Problem => In the data, extract each line that holds the string "Lorenz".

Provided material =>

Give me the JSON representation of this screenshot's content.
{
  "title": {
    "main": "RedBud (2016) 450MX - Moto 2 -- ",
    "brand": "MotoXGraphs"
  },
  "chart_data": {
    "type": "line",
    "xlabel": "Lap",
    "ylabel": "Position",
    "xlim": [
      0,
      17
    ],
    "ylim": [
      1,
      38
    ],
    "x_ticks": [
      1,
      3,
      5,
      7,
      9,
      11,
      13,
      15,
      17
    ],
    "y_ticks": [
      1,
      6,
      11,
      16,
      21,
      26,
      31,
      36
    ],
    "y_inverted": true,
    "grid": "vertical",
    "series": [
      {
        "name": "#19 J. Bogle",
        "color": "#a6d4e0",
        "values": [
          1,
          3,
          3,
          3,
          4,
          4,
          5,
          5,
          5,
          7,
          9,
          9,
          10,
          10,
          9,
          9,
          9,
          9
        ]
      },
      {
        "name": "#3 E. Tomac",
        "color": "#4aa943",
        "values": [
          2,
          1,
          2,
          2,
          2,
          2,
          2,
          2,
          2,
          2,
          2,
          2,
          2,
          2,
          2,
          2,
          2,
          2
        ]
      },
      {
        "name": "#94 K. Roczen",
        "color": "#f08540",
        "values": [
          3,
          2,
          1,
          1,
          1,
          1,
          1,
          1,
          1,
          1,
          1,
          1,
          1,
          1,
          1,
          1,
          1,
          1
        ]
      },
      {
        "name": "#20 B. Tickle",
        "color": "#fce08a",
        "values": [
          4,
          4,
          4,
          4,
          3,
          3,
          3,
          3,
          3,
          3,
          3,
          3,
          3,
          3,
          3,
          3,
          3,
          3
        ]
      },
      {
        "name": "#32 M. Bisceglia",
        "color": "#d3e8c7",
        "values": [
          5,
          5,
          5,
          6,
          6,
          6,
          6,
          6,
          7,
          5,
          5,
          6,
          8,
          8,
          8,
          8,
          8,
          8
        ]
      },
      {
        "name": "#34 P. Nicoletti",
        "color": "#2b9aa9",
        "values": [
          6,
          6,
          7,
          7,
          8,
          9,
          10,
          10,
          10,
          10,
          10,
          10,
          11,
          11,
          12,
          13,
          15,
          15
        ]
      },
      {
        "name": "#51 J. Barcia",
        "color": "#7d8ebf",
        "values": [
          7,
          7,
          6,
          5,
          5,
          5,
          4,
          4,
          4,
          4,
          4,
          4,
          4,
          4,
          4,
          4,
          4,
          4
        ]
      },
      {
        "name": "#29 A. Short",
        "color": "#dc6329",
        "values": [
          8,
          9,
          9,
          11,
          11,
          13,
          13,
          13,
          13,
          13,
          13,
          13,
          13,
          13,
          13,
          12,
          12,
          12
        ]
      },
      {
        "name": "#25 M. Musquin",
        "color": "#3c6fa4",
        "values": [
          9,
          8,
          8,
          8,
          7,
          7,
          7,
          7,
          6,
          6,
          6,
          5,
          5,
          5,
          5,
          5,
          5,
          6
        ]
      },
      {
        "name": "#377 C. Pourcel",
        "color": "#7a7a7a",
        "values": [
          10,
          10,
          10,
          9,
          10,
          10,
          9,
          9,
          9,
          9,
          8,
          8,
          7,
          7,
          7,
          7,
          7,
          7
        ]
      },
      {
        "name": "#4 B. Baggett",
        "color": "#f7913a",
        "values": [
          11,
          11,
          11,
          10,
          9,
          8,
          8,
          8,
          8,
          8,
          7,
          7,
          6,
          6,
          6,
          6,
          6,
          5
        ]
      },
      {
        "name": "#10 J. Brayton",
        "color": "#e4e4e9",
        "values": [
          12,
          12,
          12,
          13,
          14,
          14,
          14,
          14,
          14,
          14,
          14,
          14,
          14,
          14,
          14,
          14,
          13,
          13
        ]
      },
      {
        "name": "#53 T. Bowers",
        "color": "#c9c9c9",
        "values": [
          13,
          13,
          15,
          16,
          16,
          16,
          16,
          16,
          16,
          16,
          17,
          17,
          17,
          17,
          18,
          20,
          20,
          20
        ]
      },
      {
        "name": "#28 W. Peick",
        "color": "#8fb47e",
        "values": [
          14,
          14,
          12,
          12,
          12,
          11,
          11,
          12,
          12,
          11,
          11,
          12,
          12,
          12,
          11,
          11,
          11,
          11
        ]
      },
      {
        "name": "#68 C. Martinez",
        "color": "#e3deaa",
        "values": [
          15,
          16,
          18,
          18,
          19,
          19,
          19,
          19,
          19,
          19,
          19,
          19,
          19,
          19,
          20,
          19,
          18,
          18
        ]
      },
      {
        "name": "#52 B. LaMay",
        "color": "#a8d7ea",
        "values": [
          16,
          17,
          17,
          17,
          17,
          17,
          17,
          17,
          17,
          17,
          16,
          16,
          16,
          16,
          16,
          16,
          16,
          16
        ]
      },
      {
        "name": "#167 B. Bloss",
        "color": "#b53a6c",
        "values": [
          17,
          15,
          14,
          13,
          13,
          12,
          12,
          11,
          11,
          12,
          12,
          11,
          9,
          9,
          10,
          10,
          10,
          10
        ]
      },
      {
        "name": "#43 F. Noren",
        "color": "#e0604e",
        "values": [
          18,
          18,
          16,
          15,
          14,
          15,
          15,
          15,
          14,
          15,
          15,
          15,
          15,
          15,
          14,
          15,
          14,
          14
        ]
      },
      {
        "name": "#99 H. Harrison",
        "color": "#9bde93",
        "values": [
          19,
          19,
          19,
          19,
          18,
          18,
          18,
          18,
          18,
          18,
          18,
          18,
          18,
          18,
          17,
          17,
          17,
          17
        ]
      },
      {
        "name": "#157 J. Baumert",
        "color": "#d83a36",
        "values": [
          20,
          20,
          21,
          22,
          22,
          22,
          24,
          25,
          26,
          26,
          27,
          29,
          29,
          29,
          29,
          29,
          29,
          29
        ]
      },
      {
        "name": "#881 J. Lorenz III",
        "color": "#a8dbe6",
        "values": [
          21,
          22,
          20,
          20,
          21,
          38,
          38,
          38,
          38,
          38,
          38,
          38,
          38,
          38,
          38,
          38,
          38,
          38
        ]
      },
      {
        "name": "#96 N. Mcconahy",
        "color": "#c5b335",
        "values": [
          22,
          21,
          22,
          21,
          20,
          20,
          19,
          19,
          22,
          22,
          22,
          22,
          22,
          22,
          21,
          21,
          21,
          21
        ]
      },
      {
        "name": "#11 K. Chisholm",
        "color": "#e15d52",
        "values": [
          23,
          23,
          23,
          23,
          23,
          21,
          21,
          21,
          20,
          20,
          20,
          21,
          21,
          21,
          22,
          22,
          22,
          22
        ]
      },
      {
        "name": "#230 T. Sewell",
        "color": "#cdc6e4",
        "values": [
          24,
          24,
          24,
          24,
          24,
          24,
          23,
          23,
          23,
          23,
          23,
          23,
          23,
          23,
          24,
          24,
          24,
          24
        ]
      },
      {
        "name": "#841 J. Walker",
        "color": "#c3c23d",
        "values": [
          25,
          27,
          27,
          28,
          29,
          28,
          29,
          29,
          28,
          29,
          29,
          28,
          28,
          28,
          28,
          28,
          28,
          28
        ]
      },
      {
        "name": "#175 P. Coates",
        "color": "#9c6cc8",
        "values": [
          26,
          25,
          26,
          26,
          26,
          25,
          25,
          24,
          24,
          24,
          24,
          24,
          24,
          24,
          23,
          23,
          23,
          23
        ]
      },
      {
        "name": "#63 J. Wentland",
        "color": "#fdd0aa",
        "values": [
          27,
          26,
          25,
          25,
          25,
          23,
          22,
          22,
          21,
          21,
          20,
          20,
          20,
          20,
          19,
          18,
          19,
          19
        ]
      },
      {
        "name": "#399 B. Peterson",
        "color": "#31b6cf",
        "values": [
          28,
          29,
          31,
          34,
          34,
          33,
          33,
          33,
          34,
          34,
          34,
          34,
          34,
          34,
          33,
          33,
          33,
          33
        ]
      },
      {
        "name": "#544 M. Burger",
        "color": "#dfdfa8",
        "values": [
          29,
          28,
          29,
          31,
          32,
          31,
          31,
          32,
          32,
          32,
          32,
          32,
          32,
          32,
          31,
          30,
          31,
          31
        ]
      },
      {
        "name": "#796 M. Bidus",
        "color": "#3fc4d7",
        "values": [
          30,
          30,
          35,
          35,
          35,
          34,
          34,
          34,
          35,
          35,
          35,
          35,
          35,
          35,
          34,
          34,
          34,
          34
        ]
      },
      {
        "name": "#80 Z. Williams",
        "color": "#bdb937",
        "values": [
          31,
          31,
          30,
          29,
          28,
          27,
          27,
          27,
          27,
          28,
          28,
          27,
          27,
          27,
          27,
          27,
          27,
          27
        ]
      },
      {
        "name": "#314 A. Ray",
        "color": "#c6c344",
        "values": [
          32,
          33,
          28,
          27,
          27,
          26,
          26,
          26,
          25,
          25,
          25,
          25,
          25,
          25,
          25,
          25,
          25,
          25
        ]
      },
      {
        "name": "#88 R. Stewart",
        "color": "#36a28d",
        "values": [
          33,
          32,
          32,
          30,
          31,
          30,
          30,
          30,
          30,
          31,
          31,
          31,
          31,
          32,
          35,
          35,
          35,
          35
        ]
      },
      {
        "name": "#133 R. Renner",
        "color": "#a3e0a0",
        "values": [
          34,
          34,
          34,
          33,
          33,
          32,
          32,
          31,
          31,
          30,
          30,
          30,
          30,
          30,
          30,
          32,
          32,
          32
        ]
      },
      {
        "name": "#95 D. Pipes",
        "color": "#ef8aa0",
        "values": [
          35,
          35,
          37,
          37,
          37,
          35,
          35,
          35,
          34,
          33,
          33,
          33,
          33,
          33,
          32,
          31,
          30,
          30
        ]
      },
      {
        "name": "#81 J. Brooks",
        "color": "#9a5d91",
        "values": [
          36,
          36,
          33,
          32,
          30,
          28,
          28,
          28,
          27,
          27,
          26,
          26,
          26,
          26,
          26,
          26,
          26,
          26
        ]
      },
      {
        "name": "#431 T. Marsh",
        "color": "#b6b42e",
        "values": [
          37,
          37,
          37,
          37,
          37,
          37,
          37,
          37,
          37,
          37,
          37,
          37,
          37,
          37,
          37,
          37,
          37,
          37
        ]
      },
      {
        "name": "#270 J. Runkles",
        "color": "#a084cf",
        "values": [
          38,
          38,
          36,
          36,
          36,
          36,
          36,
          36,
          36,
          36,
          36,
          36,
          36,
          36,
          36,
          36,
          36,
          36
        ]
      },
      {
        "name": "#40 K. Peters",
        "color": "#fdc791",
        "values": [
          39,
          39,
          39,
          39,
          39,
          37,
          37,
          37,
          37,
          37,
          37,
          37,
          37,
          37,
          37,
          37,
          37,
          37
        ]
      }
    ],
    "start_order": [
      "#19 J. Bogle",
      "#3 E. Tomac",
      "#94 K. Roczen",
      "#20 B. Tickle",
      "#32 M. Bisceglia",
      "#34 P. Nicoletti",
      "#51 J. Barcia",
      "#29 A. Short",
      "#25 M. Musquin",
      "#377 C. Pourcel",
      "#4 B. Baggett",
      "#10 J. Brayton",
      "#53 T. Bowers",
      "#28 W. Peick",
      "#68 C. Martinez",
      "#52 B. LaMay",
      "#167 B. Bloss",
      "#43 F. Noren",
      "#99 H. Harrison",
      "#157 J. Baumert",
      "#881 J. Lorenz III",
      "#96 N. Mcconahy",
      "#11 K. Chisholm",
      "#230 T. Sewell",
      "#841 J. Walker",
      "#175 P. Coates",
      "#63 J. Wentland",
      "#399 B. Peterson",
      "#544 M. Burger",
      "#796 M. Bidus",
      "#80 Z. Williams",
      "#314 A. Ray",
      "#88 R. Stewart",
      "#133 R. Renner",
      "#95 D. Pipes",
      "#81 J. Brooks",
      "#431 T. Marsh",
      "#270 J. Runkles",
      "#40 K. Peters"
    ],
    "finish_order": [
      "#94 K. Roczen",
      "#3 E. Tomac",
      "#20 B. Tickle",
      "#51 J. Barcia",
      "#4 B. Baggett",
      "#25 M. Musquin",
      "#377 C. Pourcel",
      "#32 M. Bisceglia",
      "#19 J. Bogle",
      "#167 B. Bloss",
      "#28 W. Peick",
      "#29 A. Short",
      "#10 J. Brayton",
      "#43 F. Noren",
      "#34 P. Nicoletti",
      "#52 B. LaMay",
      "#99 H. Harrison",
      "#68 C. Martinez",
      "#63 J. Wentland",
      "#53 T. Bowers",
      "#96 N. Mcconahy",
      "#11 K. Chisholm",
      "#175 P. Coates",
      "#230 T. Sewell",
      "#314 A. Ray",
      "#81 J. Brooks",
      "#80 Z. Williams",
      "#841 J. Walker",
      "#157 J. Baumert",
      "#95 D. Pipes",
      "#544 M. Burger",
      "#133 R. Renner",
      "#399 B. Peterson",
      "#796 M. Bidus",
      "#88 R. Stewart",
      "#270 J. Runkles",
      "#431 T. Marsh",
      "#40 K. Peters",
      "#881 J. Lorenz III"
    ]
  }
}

Problem solution =>
        "name": "#881 J. Lorenz III",
      "#881 J. Lorenz III",
      "#881 J. Lorenz III"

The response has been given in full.